→ Directions for this task
Report only how many lines of the entries below contain the string "côté".

Saved data entries:

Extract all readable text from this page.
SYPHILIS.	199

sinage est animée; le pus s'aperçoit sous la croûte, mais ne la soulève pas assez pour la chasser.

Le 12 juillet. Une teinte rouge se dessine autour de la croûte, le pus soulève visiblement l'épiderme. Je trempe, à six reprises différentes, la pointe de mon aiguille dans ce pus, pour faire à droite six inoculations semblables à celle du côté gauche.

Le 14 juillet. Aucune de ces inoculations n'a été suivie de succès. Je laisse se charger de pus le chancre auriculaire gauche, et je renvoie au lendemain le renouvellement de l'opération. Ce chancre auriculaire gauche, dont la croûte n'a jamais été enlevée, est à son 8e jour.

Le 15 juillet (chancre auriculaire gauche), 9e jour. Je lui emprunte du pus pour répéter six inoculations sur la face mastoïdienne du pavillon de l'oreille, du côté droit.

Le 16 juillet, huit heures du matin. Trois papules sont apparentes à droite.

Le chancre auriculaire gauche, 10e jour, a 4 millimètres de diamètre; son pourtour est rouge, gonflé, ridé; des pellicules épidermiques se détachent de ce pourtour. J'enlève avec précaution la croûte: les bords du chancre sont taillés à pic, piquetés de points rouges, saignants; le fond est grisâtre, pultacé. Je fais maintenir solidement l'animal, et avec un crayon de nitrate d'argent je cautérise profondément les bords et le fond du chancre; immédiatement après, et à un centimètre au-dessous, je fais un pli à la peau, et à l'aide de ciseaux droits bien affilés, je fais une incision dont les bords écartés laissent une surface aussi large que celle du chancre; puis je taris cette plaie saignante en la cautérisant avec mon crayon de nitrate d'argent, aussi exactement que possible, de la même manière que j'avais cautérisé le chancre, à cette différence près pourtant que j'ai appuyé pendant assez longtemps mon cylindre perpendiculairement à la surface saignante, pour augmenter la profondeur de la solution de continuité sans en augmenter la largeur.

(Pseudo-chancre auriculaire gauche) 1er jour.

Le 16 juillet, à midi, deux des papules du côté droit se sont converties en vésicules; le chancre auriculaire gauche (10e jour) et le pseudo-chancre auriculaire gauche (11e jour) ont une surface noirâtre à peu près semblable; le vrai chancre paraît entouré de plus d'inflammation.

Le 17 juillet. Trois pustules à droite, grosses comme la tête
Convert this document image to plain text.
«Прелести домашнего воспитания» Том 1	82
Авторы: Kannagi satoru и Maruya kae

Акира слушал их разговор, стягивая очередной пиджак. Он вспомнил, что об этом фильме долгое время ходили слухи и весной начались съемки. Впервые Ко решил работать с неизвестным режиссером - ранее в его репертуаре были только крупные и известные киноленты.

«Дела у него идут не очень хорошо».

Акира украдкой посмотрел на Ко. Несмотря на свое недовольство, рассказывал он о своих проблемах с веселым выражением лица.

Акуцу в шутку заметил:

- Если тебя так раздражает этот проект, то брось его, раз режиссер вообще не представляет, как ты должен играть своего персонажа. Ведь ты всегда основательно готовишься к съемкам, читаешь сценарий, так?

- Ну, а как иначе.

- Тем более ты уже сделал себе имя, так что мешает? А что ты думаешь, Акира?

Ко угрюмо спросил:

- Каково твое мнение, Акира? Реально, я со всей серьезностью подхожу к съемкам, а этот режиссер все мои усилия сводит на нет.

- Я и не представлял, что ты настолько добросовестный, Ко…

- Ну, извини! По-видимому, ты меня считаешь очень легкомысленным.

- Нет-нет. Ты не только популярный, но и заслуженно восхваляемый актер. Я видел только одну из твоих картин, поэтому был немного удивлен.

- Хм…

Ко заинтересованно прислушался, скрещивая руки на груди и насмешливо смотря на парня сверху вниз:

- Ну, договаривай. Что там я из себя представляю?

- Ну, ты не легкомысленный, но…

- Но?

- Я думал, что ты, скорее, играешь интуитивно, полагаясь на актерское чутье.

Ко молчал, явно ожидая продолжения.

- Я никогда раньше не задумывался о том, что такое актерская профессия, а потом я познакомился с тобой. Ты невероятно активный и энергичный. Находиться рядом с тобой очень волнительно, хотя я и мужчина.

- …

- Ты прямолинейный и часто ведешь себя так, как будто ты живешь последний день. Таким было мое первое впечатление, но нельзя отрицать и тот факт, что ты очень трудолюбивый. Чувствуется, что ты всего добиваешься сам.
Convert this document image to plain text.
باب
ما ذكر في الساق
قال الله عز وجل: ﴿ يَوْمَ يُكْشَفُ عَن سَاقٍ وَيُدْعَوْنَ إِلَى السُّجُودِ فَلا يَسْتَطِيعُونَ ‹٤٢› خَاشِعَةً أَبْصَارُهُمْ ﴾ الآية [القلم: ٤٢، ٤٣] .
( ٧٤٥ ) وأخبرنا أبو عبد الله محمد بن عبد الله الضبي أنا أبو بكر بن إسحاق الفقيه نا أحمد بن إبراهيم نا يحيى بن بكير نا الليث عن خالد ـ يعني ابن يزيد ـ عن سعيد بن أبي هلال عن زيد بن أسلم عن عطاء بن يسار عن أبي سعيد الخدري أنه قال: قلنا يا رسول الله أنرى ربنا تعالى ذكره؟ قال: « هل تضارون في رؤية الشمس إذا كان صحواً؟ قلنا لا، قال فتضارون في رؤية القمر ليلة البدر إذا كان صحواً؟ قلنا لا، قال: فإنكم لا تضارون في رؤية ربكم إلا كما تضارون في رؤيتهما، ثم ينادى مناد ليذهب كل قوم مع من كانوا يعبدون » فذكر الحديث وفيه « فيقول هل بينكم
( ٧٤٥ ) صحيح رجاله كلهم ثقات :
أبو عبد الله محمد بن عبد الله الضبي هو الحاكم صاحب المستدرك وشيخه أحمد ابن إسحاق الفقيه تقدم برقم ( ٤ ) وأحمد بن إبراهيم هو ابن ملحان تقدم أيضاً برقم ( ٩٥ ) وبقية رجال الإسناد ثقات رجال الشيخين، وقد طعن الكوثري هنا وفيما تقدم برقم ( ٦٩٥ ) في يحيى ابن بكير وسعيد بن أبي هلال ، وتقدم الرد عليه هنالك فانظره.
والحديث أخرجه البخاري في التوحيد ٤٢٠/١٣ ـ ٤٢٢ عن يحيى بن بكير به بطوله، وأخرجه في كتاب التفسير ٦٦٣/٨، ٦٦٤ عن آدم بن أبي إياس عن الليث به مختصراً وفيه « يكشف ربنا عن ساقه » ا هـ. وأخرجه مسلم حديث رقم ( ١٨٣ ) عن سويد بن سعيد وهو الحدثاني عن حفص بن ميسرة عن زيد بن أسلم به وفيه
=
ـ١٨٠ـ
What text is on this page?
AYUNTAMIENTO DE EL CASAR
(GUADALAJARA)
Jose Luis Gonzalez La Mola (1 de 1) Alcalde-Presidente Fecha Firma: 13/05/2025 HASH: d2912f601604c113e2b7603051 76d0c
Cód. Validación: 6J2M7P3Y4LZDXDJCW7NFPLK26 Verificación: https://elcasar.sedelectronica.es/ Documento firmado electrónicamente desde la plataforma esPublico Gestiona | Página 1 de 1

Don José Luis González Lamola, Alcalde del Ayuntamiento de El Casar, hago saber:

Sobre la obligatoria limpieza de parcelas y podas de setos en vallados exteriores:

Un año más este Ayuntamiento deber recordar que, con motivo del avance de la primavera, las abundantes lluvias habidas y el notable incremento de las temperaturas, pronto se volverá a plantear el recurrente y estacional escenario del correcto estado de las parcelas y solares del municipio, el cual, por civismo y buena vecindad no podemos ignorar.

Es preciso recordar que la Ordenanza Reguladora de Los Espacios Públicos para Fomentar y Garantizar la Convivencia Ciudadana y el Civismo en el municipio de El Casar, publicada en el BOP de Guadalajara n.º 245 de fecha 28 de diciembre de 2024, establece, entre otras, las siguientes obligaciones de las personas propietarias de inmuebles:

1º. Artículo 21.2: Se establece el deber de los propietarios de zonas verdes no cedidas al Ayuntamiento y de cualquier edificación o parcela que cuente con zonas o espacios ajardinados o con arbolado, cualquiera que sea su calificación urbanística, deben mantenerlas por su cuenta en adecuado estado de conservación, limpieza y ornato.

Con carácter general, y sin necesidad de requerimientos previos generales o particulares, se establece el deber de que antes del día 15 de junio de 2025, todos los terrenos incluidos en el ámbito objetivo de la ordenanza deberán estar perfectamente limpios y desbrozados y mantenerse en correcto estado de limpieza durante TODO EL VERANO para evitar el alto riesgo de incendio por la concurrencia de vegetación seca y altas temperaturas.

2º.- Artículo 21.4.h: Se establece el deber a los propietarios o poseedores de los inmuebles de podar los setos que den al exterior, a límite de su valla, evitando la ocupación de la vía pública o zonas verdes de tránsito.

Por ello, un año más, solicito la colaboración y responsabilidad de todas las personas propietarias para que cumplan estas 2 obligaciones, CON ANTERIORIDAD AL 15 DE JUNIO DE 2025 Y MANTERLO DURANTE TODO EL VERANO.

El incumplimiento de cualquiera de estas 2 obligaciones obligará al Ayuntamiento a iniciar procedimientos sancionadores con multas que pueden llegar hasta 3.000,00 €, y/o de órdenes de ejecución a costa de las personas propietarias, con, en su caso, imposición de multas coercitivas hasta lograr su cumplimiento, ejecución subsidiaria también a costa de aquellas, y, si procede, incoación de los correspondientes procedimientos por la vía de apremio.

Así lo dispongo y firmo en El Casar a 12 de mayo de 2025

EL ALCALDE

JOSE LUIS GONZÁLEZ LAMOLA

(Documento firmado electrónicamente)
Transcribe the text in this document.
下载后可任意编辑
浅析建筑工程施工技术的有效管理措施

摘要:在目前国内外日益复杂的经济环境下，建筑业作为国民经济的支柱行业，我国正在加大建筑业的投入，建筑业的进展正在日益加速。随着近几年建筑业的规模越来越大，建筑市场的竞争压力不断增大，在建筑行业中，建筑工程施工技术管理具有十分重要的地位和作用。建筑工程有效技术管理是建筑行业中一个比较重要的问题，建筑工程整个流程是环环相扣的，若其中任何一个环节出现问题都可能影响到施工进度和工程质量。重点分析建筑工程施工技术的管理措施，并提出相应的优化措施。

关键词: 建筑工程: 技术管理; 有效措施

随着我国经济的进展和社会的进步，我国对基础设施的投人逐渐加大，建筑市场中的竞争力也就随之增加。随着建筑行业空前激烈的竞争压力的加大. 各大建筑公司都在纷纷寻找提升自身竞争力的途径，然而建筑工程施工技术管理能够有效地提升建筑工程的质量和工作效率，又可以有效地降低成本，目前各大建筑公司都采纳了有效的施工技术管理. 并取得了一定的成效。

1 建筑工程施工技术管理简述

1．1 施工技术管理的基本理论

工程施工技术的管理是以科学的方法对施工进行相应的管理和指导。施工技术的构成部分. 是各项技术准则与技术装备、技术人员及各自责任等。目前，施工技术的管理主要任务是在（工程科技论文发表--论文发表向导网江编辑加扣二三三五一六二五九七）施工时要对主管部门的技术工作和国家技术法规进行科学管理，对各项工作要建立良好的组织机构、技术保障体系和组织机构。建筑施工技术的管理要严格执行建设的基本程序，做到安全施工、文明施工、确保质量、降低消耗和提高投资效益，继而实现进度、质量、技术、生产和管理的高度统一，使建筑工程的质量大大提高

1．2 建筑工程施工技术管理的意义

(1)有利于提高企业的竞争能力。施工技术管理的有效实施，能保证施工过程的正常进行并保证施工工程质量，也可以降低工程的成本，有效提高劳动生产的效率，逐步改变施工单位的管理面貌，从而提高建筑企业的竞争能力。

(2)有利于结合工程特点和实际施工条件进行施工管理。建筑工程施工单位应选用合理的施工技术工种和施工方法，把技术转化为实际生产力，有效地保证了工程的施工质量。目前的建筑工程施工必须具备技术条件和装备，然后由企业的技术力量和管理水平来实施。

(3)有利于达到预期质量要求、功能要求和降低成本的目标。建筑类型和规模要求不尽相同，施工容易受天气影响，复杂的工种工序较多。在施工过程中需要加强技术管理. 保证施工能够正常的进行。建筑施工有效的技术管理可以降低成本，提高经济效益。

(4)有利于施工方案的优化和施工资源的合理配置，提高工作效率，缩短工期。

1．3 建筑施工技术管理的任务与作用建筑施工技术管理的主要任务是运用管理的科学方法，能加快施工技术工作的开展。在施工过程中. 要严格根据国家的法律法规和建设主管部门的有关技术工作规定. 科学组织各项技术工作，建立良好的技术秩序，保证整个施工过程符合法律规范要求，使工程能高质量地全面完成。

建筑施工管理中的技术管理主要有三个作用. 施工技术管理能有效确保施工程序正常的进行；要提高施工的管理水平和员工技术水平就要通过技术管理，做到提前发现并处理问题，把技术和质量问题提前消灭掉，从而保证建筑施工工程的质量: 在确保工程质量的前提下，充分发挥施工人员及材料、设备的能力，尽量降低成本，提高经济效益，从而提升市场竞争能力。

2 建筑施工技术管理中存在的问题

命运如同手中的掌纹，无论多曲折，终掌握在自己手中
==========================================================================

→ Response to this exercise
3